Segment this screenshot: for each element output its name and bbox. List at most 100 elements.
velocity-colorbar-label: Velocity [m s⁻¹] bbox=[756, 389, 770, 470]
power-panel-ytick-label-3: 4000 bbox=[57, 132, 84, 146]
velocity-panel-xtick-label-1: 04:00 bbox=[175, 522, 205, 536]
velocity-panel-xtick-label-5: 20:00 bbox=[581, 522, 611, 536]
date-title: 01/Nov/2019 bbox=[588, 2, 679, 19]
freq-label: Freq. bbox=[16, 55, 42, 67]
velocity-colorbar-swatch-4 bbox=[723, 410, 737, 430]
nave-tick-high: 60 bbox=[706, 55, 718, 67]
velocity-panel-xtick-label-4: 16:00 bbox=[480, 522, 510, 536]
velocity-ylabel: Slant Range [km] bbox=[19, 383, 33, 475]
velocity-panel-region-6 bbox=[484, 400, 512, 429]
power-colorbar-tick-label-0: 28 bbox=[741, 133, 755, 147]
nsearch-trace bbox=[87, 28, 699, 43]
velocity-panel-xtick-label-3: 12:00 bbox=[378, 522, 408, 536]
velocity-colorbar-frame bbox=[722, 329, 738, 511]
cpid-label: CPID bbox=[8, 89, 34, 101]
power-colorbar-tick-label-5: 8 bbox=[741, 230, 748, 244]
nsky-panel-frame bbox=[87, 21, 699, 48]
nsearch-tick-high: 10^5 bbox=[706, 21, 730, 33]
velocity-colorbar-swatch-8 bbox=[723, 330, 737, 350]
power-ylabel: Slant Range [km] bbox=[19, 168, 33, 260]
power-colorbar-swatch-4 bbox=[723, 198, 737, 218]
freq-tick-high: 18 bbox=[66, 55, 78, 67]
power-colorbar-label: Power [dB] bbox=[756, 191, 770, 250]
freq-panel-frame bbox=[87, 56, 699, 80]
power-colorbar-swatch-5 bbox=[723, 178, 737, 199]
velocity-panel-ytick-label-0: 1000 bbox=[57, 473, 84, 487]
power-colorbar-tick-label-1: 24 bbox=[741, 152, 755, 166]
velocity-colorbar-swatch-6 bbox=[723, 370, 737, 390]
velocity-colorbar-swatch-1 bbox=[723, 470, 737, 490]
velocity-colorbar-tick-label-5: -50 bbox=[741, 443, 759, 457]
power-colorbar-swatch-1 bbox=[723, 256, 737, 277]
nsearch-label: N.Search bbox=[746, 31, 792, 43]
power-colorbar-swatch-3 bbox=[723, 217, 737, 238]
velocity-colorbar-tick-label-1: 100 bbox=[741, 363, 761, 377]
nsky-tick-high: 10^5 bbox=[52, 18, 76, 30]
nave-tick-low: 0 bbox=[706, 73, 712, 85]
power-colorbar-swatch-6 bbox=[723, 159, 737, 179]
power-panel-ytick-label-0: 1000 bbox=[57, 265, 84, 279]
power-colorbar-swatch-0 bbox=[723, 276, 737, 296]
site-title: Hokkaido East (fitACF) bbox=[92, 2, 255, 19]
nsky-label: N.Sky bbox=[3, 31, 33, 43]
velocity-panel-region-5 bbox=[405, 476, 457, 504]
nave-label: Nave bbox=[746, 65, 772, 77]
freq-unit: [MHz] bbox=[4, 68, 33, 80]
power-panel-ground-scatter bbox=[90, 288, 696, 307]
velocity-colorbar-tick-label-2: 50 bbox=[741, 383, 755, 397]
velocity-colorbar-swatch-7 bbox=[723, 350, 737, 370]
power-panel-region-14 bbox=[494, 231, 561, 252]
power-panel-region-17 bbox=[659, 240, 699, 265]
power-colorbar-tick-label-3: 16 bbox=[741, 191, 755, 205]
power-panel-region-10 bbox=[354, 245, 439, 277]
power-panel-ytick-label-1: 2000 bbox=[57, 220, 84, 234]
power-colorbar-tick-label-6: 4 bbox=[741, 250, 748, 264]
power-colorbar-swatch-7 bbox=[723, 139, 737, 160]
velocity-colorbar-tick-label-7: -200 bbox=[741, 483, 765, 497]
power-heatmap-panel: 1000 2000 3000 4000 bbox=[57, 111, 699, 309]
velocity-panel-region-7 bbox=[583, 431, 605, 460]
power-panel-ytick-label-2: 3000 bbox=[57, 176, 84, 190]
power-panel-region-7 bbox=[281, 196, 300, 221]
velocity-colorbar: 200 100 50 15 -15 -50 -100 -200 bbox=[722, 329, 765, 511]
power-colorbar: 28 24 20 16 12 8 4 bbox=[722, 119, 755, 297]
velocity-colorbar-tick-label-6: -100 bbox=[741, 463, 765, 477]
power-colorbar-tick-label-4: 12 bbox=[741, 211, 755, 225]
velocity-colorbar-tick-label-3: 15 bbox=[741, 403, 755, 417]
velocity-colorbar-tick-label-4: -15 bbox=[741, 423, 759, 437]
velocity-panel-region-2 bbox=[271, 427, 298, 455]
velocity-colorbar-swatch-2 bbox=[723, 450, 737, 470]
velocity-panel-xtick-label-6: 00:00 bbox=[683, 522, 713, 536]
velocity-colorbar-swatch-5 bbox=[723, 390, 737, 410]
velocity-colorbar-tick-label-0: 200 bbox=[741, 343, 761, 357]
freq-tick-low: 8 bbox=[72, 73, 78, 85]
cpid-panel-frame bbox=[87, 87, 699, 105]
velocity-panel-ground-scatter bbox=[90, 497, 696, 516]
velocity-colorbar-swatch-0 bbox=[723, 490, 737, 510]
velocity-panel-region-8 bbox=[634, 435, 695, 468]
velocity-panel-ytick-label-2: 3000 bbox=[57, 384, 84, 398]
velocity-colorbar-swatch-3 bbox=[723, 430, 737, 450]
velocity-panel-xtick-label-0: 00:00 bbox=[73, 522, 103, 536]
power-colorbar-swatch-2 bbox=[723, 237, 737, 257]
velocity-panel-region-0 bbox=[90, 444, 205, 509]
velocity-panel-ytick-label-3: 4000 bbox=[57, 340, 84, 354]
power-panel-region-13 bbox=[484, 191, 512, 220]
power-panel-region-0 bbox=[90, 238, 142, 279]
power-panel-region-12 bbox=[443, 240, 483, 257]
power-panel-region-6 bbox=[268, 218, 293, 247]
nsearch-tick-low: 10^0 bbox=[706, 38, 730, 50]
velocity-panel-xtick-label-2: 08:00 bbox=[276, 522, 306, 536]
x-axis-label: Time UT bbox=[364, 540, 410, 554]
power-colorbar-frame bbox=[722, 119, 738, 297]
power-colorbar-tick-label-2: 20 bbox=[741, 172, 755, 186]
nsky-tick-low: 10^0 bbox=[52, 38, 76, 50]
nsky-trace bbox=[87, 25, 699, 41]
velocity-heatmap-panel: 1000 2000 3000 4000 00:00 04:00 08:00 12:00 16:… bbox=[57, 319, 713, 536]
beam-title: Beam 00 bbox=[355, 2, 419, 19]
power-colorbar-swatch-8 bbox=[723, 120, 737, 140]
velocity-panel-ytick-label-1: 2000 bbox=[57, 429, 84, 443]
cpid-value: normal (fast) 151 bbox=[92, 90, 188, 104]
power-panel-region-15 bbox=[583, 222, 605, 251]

_What you need to do_
Reproduce every one of the records above word for word, keeping each line in its original order.

_Solved problem_
Segment this screenshot: for each element output its name and bbox. List at most 100 elements.
velocity-colorbar-label: Velocity [m s⁻¹] bbox=[756, 389, 770, 470]
power-panel-ytick-label-3: 4000 bbox=[57, 132, 84, 146]
velocity-panel-xtick-label-1: 04:00 bbox=[175, 522, 205, 536]
velocity-panel-xtick-label-5: 20:00 bbox=[581, 522, 611, 536]
date-title: 01/Nov/2019 bbox=[588, 2, 679, 19]
freq-label: Freq. bbox=[16, 55, 42, 67]
velocity-colorbar-swatch-4 bbox=[723, 410, 737, 430]
nave-tick-high: 60 bbox=[706, 55, 718, 67]
velocity-panel-xtick-label-4: 16:00 bbox=[480, 522, 510, 536]
velocity-ylabel: Slant Range [km] bbox=[19, 383, 33, 475]
velocity-panel-region-6 bbox=[484, 400, 512, 429]
power-colorbar-tick-label-0: 28 bbox=[741, 133, 755, 147]
nsearch-trace bbox=[87, 28, 699, 43]
velocity-panel-xtick-label-3: 12:00 bbox=[378, 522, 408, 536]
velocity-colorbar-frame bbox=[722, 329, 738, 511]
cpid-label: CPID bbox=[8, 89, 34, 101]
power-colorbar-tick-label-5: 8 bbox=[741, 230, 748, 244]
nsky-panel-frame bbox=[87, 21, 699, 48]
nsearch-tick-high: 10^5 bbox=[706, 21, 730, 33]
velocity-colorbar-swatch-8 bbox=[723, 330, 737, 350]
power-ylabel: Slant Range [km] bbox=[19, 168, 33, 260]
power-colorbar-swatch-4 bbox=[723, 198, 737, 218]
freq-tick-high: 18 bbox=[66, 55, 78, 67]
power-colorbar-label: Power [dB] bbox=[756, 191, 770, 250]
freq-panel-frame bbox=[87, 56, 699, 80]
power-colorbar-swatch-5 bbox=[723, 178, 737, 199]
velocity-panel-ytick-label-0: 1000 bbox=[57, 473, 84, 487]
power-colorbar-tick-label-1: 24 bbox=[741, 152, 755, 166]
velocity-colorbar-swatch-6 bbox=[723, 370, 737, 390]
velocity-colorbar-swatch-1 bbox=[723, 470, 737, 490]
velocity-colorbar-tick-label-5: -50 bbox=[741, 443, 759, 457]
power-colorbar-swatch-1 bbox=[723, 256, 737, 277]
nsearch-label: N.Search bbox=[746, 31, 792, 43]
power-colorbar-swatch-3 bbox=[723, 217, 737, 238]
velocity-colorbar-tick-label-1: 100 bbox=[741, 363, 761, 377]
nsky-tick-high: 10^5 bbox=[52, 18, 76, 30]
nave-tick-low: 0 bbox=[706, 73, 712, 85]
power-colorbar-swatch-6 bbox=[723, 159, 737, 179]
power-panel-ytick-label-0: 1000 bbox=[57, 265, 84, 279]
power-colorbar-swatch-0 bbox=[723, 276, 737, 296]
site-title: Hokkaido East (fitACF) bbox=[92, 2, 255, 19]
nsky-label: N.Sky bbox=[3, 31, 33, 43]
velocity-panel-region-5 bbox=[405, 476, 457, 504]
nave-label: Nave bbox=[746, 65, 772, 77]
freq-unit: [MHz] bbox=[4, 68, 33, 80]
power-panel-ground-scatter bbox=[90, 288, 696, 307]
velocity-colorbar-tick-label-2: 50 bbox=[741, 383, 755, 397]
velocity-colorbar-swatch-7 bbox=[723, 350, 737, 370]
power-panel-region-14 bbox=[494, 231, 561, 252]
power-panel-region-17 bbox=[659, 240, 699, 265]
power-colorbar-tick-label-3: 16 bbox=[741, 191, 755, 205]
power-panel-region-10 bbox=[354, 245, 439, 277]
power-panel-ytick-label-1: 2000 bbox=[57, 220, 84, 234]
power-colorbar-tick-label-6: 4 bbox=[741, 250, 748, 264]
power-colorbar-swatch-7 bbox=[723, 139, 737, 160]
velocity-colorbar-tick-label-7: -200 bbox=[741, 483, 765, 497]
power-heatmap-panel: 1000 2000 3000 4000 bbox=[57, 111, 699, 309]
velocity-panel-region-7 bbox=[583, 431, 605, 460]
power-panel-ytick-label-2: 3000 bbox=[57, 176, 84, 190]
power-panel-region-7 bbox=[281, 196, 300, 221]
velocity-colorbar: 200 100 50 15 -15 -50 -100 -200 bbox=[722, 329, 765, 511]
power-colorbar: 28 24 20 16 12 8 4 bbox=[722, 119, 755, 297]
velocity-colorbar-tick-label-6: -100 bbox=[741, 463, 765, 477]
power-colorbar-tick-label-4: 12 bbox=[741, 211, 755, 225]
velocity-colorbar-tick-label-3: 15 bbox=[741, 403, 755, 417]
velocity-colorbar-tick-label-4: -15 bbox=[741, 423, 759, 437]
velocity-panel-region-2 bbox=[271, 427, 298, 455]
velocity-colorbar-swatch-2 bbox=[723, 450, 737, 470]
velocity-panel-xtick-label-6: 00:00 bbox=[683, 522, 713, 536]
velocity-colorbar-swatch-5 bbox=[723, 390, 737, 410]
velocity-colorbar-tick-label-0: 200 bbox=[741, 343, 761, 357]
freq-tick-low: 8 bbox=[72, 73, 78, 85]
cpid-panel-frame bbox=[87, 87, 699, 105]
velocity-panel-ground-scatter bbox=[90, 497, 696, 516]
velocity-colorbar-swatch-0 bbox=[723, 490, 737, 510]
velocity-panel-region-8 bbox=[634, 435, 695, 468]
velocity-panel-ytick-label-2: 3000 bbox=[57, 384, 84, 398]
velocity-colorbar-swatch-3 bbox=[723, 430, 737, 450]
velocity-panel-xtick-label-0: 00:00 bbox=[73, 522, 103, 536]
power-colorbar-swatch-2 bbox=[723, 237, 737, 257]
velocity-panel-region-0 bbox=[90, 444, 205, 509]
velocity-panel-ytick-label-3: 4000 bbox=[57, 340, 84, 354]
power-panel-region-13 bbox=[484, 191, 512, 220]
power-panel-region-0 bbox=[90, 238, 142, 279]
power-panel-region-12 bbox=[443, 240, 483, 257]
power-panel-region-6 bbox=[268, 218, 293, 247]
nsearch-tick-low: 10^0 bbox=[706, 38, 730, 50]
velocity-panel-xtick-label-2: 08:00 bbox=[276, 522, 306, 536]
x-axis-label: Time UT bbox=[364, 540, 410, 554]
power-colorbar-frame bbox=[722, 119, 738, 297]
power-colorbar-tick-label-2: 20 bbox=[741, 172, 755, 186]
nsky-tick-low: 10^0 bbox=[52, 38, 76, 50]
nsky-trace bbox=[87, 25, 699, 41]
velocity-heatmap-panel: 1000 2000 3000 4000 00:00 04:00 08:00 12:00 16:… bbox=[57, 319, 713, 536]
beam-title: Beam 00 bbox=[355, 2, 419, 19]
power-colorbar-swatch-8 bbox=[723, 120, 737, 140]
velocity-panel-ytick-label-1: 2000 bbox=[57, 429, 84, 443]
cpid-value: normal (fast) 151 bbox=[92, 90, 188, 104]
power-panel-region-15 bbox=[583, 222, 605, 251]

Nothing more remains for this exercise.